Brano citato ::
»»

LE AMMISSIONI – Ma ci sono anche quelle girate e pubblicate solo in parte per la video-inchiesta firmata da Giulia Innocenzi, in cui l’allevatore ha ammesso diverse violazioni “dacché non si comprende nemmeno per quale ragione il fascicolo sia rimasto iscritto a ignoti” spiega il legale. “Ho chiamato Forestale, 112 e il Servizio Veterinario Ats, contattato nel frattempo anche dal direttore generale della Lav, Roberto Bennati e – racconta Giulia Innocenzi a ilfattoquotidiano.it – dopo oltre tre ore sono arrivati Ats con due veterinari e Nas con cui non ho potuto parlare, ma ai quali ho urlato a distanza che l’allevatore stava cercando di coprire con il terreno la fossa dove erano ammassate le carcasse di maiali”. Da quel giorno nessuno ha più contattato la giornalista: “Mi sembra un paradosso che non sia stato preso in considerazione tutto il materiale raccolto, in parte già reso pubblico, e che si sia voluto escludere dall’indagine chi ha segnalato alle autorità cosa accadeva in quell’allevamento”.

««

Cosa fare ::
(1) Indica se ciascuna affermazione concorda con il brano sull'allevamento, rispondendo sì o no e citando le parole decisive: (a) Giulia Innocenzi chiamò la Forestale, il 112 e il Servizio Veterinario Ats; (b) Ats e Nas arrivarono entro un'ora; (c) dopo quel giorno la giornalista fu ricontattata.
(2) Riprendi il brano sull'allevamento dal punto in cui si interrompe.
Le voci provengono da un'altra fonte.

Dati ::
»»

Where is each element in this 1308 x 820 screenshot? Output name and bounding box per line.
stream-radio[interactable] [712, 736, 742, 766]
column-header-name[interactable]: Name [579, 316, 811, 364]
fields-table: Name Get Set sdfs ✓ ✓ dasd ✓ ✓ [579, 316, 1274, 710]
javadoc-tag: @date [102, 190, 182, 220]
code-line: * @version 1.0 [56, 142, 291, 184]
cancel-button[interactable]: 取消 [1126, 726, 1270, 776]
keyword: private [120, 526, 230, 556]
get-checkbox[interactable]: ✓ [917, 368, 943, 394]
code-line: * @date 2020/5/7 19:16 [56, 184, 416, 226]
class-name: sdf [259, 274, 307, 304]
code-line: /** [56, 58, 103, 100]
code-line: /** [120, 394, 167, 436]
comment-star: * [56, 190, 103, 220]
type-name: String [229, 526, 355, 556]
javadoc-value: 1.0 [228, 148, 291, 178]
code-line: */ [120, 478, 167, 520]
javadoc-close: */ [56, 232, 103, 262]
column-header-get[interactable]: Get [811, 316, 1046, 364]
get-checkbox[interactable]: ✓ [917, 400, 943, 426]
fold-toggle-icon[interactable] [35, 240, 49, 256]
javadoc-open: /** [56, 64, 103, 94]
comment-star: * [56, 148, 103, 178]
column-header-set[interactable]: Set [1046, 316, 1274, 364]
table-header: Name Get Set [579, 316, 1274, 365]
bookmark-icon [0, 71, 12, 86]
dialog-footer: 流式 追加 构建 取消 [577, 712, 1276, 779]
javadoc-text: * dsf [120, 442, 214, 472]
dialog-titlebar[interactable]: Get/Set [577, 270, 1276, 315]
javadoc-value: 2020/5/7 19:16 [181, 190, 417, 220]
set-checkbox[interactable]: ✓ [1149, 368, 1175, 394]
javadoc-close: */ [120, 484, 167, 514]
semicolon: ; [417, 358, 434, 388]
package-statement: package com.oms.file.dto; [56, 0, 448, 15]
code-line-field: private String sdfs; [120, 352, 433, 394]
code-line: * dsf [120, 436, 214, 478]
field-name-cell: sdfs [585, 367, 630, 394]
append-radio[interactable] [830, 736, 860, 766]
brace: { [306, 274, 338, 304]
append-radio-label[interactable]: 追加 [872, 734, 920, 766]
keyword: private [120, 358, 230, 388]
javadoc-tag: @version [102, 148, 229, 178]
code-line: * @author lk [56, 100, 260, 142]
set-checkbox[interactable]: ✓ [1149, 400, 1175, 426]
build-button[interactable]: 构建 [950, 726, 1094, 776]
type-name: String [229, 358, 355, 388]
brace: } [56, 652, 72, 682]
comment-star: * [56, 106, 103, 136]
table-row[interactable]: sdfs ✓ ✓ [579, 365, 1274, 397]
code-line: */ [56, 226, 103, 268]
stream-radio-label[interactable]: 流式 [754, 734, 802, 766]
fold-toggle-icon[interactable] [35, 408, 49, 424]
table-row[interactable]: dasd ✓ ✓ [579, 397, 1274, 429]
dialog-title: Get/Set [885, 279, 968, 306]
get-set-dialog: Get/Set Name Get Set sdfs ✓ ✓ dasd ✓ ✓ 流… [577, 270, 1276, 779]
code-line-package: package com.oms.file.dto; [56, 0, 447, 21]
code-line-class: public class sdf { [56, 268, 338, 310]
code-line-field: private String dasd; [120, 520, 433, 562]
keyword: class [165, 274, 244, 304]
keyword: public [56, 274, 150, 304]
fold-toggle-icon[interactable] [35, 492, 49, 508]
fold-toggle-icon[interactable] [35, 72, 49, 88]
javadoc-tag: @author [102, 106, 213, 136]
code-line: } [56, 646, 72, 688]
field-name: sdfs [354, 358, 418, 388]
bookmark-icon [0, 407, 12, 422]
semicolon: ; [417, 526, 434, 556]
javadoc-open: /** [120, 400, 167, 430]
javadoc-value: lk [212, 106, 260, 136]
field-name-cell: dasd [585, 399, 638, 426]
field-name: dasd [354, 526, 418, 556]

««

Risposte ::
(1)
(a) Sì: "Ho chiamato Forestale, 112 e il Servizio Veterinario Ats".
(b) No: "dopo oltre tre ore sono arrivati Ats con due veterinari e Nas".
(c) No: "Da quel giorno nessuno ha più contattato la giornalista".

(2)
I REATI NELLE IMMAGINI – Sono diversi, secondo la Lav, gli aspetti segnalati “a cui si è deciso di non dare seguito nei procedimenti attivati d’ufficio” ma che indicherebbero la sistematica violazione della normativa di settore di riferimento (dei decreti legislativi 146 del 2001 e 122 del 2011) “e avrebbero portato – spiega Bennati – all’ipotesi di maltrattamento animale e non solo. Perché alle condizioni igieniche del tutto precarie, con spazi infestati da topi e scarafaggi a stretto contatto con gli animali allevati, si aggiunge molto altro”. Nelle immagini, un operatore utilizza ripetutamente il pungolo elettrico su una scrofa malata in maternità, dopo averla percossa. La scrofa il giorno dopo morirà e sarà gettata nella fossa comune. Ma gli animali (anche i suinetti) vengono a più riprese percossi, sollevati per le orecchie e gettati con forza nei cassoni, in alcuni casi cadendo anche al di fuori. E poi ci sono le mutilazioni: il taglio della coda sistematico e routinario in evidente violazione della normativa europea e nazionale che impone di tagliarla solo in caso di estrema necessità. E, comunque, se praticati dopo il settimo giorno di vita, castrazione o mozzamento devono essere effettuati solo da un veterinario, sotto anestesia e con somministrazione prolungata di analgesici. “Quando gliel’ho chiesto – racconta a ilfattoquotidiano.it Giulia Innocenzi – l’allevatore ha ammesso di essere lui l’uomo ripreso a castrare i suini di oltre sette giorni di vita (e anche oltre i 14 giorni, ndr) e di essere la stessa persona che urina sul pavimento della sezione dedicata ai suini in maternità”. Condotte a cui si aggiunge lo smaltimento illegale di liquami nel canale adiacente ai campi coltivati a granoturco e di carcasse lasciate in decomposizione sia all’interno dell’allevamento, a contatto con gli altri maiali (con i corpi dei suinetti lasciati all’interno delle fosse adibite allo stoccaggio dei reflui) sia all’esterno, nella fossa a cielo aperto esposta al contatto con animali selvatici. Il tutto in violazione della disciplina prevista in tema di rifiuti speciali pericolosi e con il rischio di causare focolai di zoonosi.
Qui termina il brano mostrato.